TASK:
Every record here needs to be written out again exactly.

Extracted records:
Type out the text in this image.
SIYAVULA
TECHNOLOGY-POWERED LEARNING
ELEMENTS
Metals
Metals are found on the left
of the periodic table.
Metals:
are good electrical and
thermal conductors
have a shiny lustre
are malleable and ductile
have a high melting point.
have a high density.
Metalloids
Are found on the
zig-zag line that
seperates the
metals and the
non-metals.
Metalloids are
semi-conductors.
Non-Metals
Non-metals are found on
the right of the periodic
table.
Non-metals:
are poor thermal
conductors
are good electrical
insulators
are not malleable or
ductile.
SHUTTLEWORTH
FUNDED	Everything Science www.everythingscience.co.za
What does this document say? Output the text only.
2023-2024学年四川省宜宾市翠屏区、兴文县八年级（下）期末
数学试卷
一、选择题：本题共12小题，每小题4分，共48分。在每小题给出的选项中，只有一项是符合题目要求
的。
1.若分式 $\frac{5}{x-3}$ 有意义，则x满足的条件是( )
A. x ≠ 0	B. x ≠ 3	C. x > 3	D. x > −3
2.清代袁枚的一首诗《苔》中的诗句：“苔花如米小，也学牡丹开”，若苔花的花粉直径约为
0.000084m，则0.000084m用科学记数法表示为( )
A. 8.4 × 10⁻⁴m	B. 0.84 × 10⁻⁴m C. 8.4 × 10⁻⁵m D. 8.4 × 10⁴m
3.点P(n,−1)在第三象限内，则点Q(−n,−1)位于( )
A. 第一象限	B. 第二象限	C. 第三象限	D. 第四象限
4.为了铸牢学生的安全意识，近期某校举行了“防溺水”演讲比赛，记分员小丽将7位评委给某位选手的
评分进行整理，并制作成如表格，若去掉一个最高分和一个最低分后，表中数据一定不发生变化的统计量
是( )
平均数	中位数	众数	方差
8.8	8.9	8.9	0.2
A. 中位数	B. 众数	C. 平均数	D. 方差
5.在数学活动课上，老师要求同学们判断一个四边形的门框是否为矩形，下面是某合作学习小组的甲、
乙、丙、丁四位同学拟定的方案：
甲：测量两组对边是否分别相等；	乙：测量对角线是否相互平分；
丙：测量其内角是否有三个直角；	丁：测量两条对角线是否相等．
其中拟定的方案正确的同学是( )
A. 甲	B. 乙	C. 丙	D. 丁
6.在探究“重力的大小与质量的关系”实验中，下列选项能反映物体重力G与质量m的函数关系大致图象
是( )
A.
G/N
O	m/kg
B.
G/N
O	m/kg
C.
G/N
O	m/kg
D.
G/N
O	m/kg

SOLUTION TO THIS EXERCISE:
Type out the text in this image.
SIYAVULA
TECHNOLOGY-POWERED LEARNING
ELEMENTS
Metals
Metals are found on the left
of the periodic table.
Metals:
are good electrical and
thermal conductors
have a shiny lustre
are malleable and ductile
have a high melting point.
have a high density.
Metalloids
Are found on the
zig-zag line that
seperates the
metals and the
non-metals.
Metalloids are
semi-conductors.
Non-Metals
Non-metals are found on
the right of the periodic
table.
Non-metals:
are poor thermal
conductors
are good electrical
insulators
are not malleable or
ductile.
SHUTTLEWORTH
FUNDED	Everything Science www.everythingscience.co.za
What does this document say? Output the text only.
2023-2024学年四川省宜宾市翠屏区、兴文县八年级（下）期末
数学试卷
一、选择题：本题共12小题，每小题4分，共48分。在每小题给出的选项中，只有一项是符合题目要求
的。
1.若分式 $\frac{5}{x-3}$ 有意义，则x满足的条件是( )
A. x ≠ 0	B. x ≠ 3	C. x > 3	D. x > −3
2.清代袁枚的一首诗《苔》中的诗句：“苔花如米小，也学牡丹开”，若苔花的花粉直径约为
0.000084m，则0.000084m用科学记数法表示为( )
A. 8.4 × 10⁻⁴m	B. 0.84 × 10⁻⁴m C. 8.4 × 10⁻⁵m D. 8.4 × 10⁴m
3.点P(n,−1)在第三象限内，则点Q(−n,−1)位于( )
A. 第一象限	B. 第二象限	C. 第三象限	D. 第四象限
4.为了铸牢学生的安全意识，近期某校举行了“防溺水”演讲比赛，记分员小丽将7位评委给某位选手的
评分进行整理，并制作成如表格，若去掉一个最高分和一个最低分后，表中数据一定不发生变化的统计量
是( )
平均数	中位数	众数	方差
8.8	8.9	8.9	0.2
A. 中位数	B. 众数	C. 平均数	D. 方差
5.在数学活动课上，老师要求同学们判断一个四边形的门框是否为矩形，下面是某合作学习小组的甲、
乙、丙、丁四位同学拟定的方案：
甲：测量两组对边是否分别相等；	乙：测量对角线是否相互平分；
丙：测量其内角是否有三个直角；	丁：测量两条对角线是否相等．
其中拟定的方案正确的同学是( )
A. 甲	B. 乙	C. 丙	D. 丁
6.在探究“重力的大小与质量的关系”实验中，下列选项能反映物体重力G与质量m的函数关系大致图象
是( )
A.
G/N
O	m/kg
B.
G/N
O	m/kg
C.
G/N
O	m/kg
D.
G/N
O	m/kg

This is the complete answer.